STATED EXERCISE: Select the lines that contain "Richard" and copy each of them.

INPUT MATERIAL:
--------------------------------

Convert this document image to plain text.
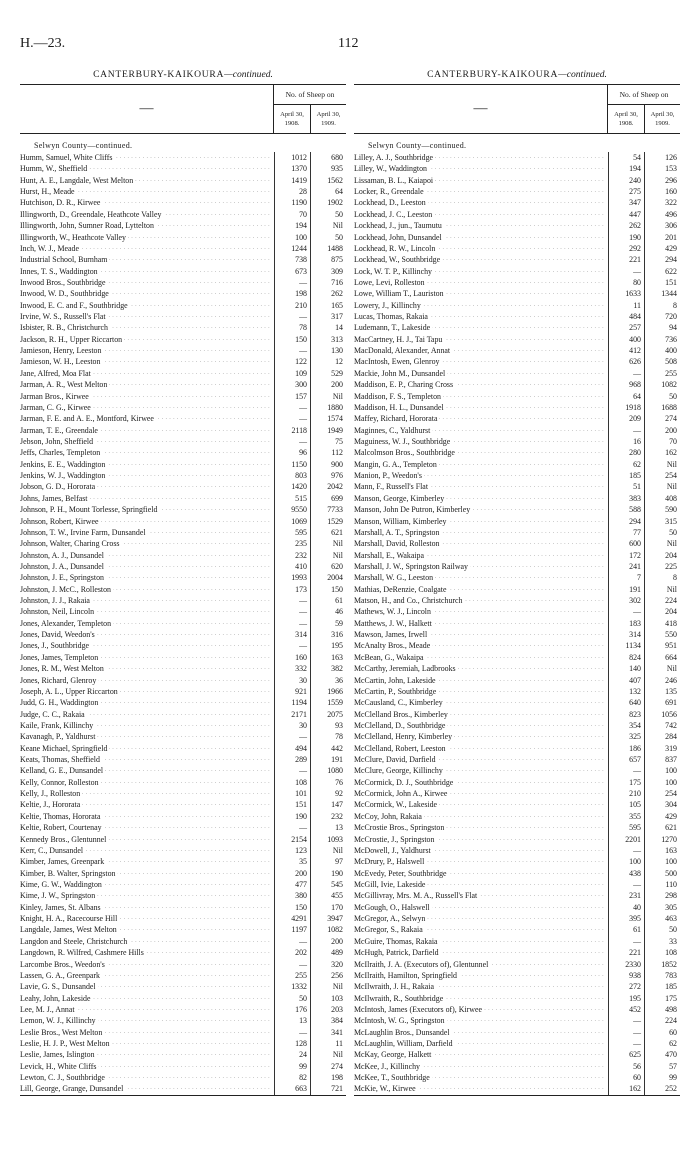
H.—23.	112
CANTERBURY-KAIKOURA—continued.
—
No. of Sheep on
April 30, 1908.
April 30, 1909.
Selwyn County—continued.
Humm, Samuel, White Cliffs . . .	1012	680
Humm, W., Sheffield . . .	1370	935
Hunt, A. E., Langdale, West Melton . . .	1419	1562
Hurst, H., Meade . . .	28	64
Hutchison, D. R., Kirwee . . .	1190	1902
Illingworth, D., Greendale, Heathcote Valley . . .	70	50
Illingworth, John, Sumner Road, Lyttelton . . .	194	Nil
Illingworth, W., Heathcote Valley . . .	100	50
Inch, W. J., Meade . . .	1244	1488
Industrial School, Burnham . . .	738	875
Innes, T. S., Waddington . . .	673	309
Inwood Bros., Southbridge . . .	—	716
Inwood, W. D., Southbridge . . .	198	262
Inwood, E. C. and F., Southbridge . . .	210	165
Irvine, W. S., Russell's Flat . . .	—	317
Isbister, R. B., Christchurch . . .	78	14
Jackson, R. H., Upper Riccarton . . .	150	313
Jamieson, Henry, Leeston . . .	—	130
Jamieson, W. H., Leeston . . .	122	12
Jane, Alfred, Moa Flat . . .	109	529
Jarman, A. R., West Melton . . .	300	200
Jarman Bros., Kirwee . . .	157	Nil
Jarman, C. G., Kirwee . . .	—	1880
Jarman, F. E. and A. E., Montford, Kirwee . . .	—	1574
Jarman, T. E., Greendale . . .	2118	1949
Jebson, John, Sheffield . . .	—	75
Jeffs, Charles, Templeton . . .	96	112
Jenkins, E. E., Waddington . . .	1150	900
Jenkins, W. J., Waddington . . .	803	976
Jobson, G. D., Hororata . . .	1420	2042
Johns, James, Belfast . . .	515	699
Johnson, P. H., Mount Torlesse, Springfield . . .	9550	7733
Johnson, Robert, Kirwee . . .	1069	1529
Johnson, T. W., Irvine Farm, Dunsandel . . .	595	621
Johnson, Walter, Charing Cross . . .	235	Nil
Johnston, A. J., Dunsandel . . .	232	Nil
Johnston, J. A., Dunsandel . . .	410	620
Johnston, J. E., Springston . . .	1993	2004
Johnston, J. McC., Rolleston . . .	173	150
Johnston, J. J., Rakaia . . .	—	61
Johnston, Neil, Lincoln . . .	—	46
Jones, Alexander, Templeton . . .	—	59
Jones, David, Weedon's . . .	314	316
Jones, J., Southbridge . . .	—	195
Jones, James, Templeton . . .	160	163
Jones, R. M., West Melton . . .	332	382
Jones, Richard, Glenroy . . .	30	36
Joseph, A. L., Upper Riccarton . . .	921	1966
Judd, G. H., Waddington . . .	1194	1559
Judge, C. C., Rakaia . . .	2171	2075
Kaile, Frank, Killinchy . . .	30	93
Kavanagh, P., Yaldhurst . . .	—	78
Keane Michael, Springfield . . .	494	442
Keats, Thomas, Sheffield . . .	289	191
Kelland, G. E., Dunsandel . . .	—	1080
Kelly, Connor, Rolleston . . .	108	76
Kelly, J., Rolleston . . .	101	92
Keltie, J., Hororata . . .	151	147
Keltie, Thomas, Hororata . . .	190	232
Keltie, Robert, Courtenay . . .	—	13
Kennedy Bros., Glentunnel . . .	2154	1093
Kerr, C., Dunsandel . . .	123	Nil
Kimber, James, Greenpark . . .	35	97
Kimber, B. Walter, Springston . . .	200	190
Kime, G. W., Waddington . . .	477	545
Kime, J. W., Springston . . .	380	455
Kinley, James, St. Albans . . .	150	170
Knight, H. A., Racecourse Hill . . .	4291	3947
Langdale, James, West Melton . . .	1197	1082
Langdon and Steele, Christchurch . . .	—	200
Langdown, R. Wilfred, Cashmere Hills . . .	202	489
Larcombe Bros., Weedon's . . .	—	320
Lassen, G. A., Greenpark . . .	255	256
Lavie, G. S., Dunsandel . . .	1332	Nil
Leahy, John, Lakeside . . .	50	103
Lee, M. J., Annat . . .	176	203
Lemon, W. J., Killinchy . . .	13	384
Leslie Bros., West Melton . . .	—	341
Leslie, H. J. P., West Melton . . .	128	11
Leslie, James, Islington . . .	24	Nil
Levick, H., White Cliffs . . .	99	274
Lewton, C. J., Southbridge . . .	82	198
Lill, George, Grange, Dunsandel . . .	663	721
CANTERBURY-KAIKOURA—continued.
—
No. of Sheep on
April 30, 1908.
April 30, 1909.
Selwyn County—continued.
Lilley, A. J., Southbridge . . .	54	126
Lilley, W., Waddington . . .	194	153
Lissaman, B. L., Kaiapoi . . .	240	296
Locker, R., Greendale . . .	275	160
Lockhead, D., Leeston . . .	347	322
Lockhead, J. C., Leeston . . .	447	496
Lockhead, J., jun., Taumutu . . .	262	306
Lockhead, John, Dunsandel . . .	190	201
Lockhead, R. W., Lincoln . . .	292	429
Lockhead, W., Southbridge . . .	221	294
Lock, W. T. P., Killinchy . . .	—	622
Lowe, Levi, Rolleston . . .	80	151
Lowe, William T., Lauriston . . .	1633	1344
Lowery, J., Killinchy . . .	11	8
Lucas, Thomas, Rakaia . . .	484	720
Ludemann, T., Lakeside . . .	257	94
MacCartney, H. J., Tai Tapu . . .	400	736
MacDonald, Alexander, Annat . . .	412	400
MacIntosh, Ewen, Glenroy . . .	626	508
Mackie, John M., Dunsandel . . .	—	255
Maddison, E. P., Charing Cross . . .	968	1082
Maddison, F. S., Templeton . . .	64	50
Maddison, H. L., Dunsandel . . .	1918	1688
Maffey, Richard, Hororata . . .	209	274
Maginnes, C., Yaldhurst . . .	—	200
Maguiness, W. J., Southbridge . . .	16	70
Malcolmson Bros., Southbridge . . .	280	162
Mangin, G. A., Templeton . . .	62	Nil
Manion, P., Weedon's . . .	185	254
Mann, F., Russell's Flat . . .	51	Nil
Manson, George, Kimberley . . .	383	408
Manson, John De Putron, Kimberley . . .	588	590
Manson, William, Kimberley . . .	294	315
Marshall, A. T., Springston . . .	77	50
Marshall, David, Rolleston . . .	600	Nil
Marshall, E., Wakaipa . . .	172	204
Marshall, J. W., Springston Railway . . .	241	225
Marshall, W. G., Leeston . . .	7	8
Mathias, DeRenzie, Coalgate . . .	191	Nil
Matson, H., and Co., Christchurch . . .	302	224
Mathews, W. J., Lincoln . . .	—	204
Matthews, J. W., Halkett . . .	183	418
Mawson, James, Irwell . . .	314	550
McAnalty Bros., Meade . . .	1134	951
McBean, G., Wakaipa . . .	824	664
McCarthy, Jeremiah, Ladbrooks . . .	140	Nil
McCartin, John, Lakeside . . .	407	246
McCartin, P., Southbridge . . .	132	135
McCausland, C., Kimberley . . .	640	691
McClelland Bros., Kimberley . . .	823	1056
McClelland, D., Southbridge . . .	354	742
McClelland, Henry, Kimberley . . .	325	284
McClelland, Robert, Leeston . . .	186	319
McClure, David, Darfield . . .	657	837
McClure, George, Killinchy . . .	—	100
McCormick, D. J., Southbridge . . .	175	100
McCormick, John A., Kirwee . . .	210	254
McCormick, W., Lakeside . . .	105	304
McCoy, John, Rakaia . . .	355	429
McCrostie Bros., Springston . . .	595	621
McCrostie, J., Springston . . .	2201	1270
McDowell, J., Yaldhurst . . .	—	163
McDrury, P., Halswell . . .	100	100
McEvedy, Peter, Southbridge . . .	438	500
McGill, Ivie, Lakeside . . .	—	110
McGillivray, Mrs. M. A., Russell's Flat . . .	231	298
McGough, O., Halswell . . .	40	305
McGregor, A., Selwyn . . .	395	463
McGregor, S., Rakaia . . .	61	50
McGuire, Thomas, Rakaia . . .	—	33
McHugh, Patrick, Darfield . . .	221	108
McIlraith, J. A. (Executors of), Glentunnel . . .	2330	1852
McIlraith, Hamilton, Springfield . . .	938	783
McIlwraith, J. H., Rakaia . . .	272	185
McIlwraith, R., Southbridge . . .	195	175
McIntosh, James (Executors of), Kirwee . . .	452	498
McIntosh, W. G., Springston . . .	—	224
McLaughlin Bros., Dunsandel . . .	—	60
McLaughlin, William, Darfield . . .	—	62
McKay, George, Halkett . . .	625	470
McKee, J., Killinchy . . .	56	57
McKee, T., Southbridge . . .	60	99
McKie, W., Kirwee . . .	162	252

--------------------------------

COMPLETE RESPONSE:
Jones, Richard, Glenroy . . .	30	36
Maffey, Richard, Hororata . . .	209	274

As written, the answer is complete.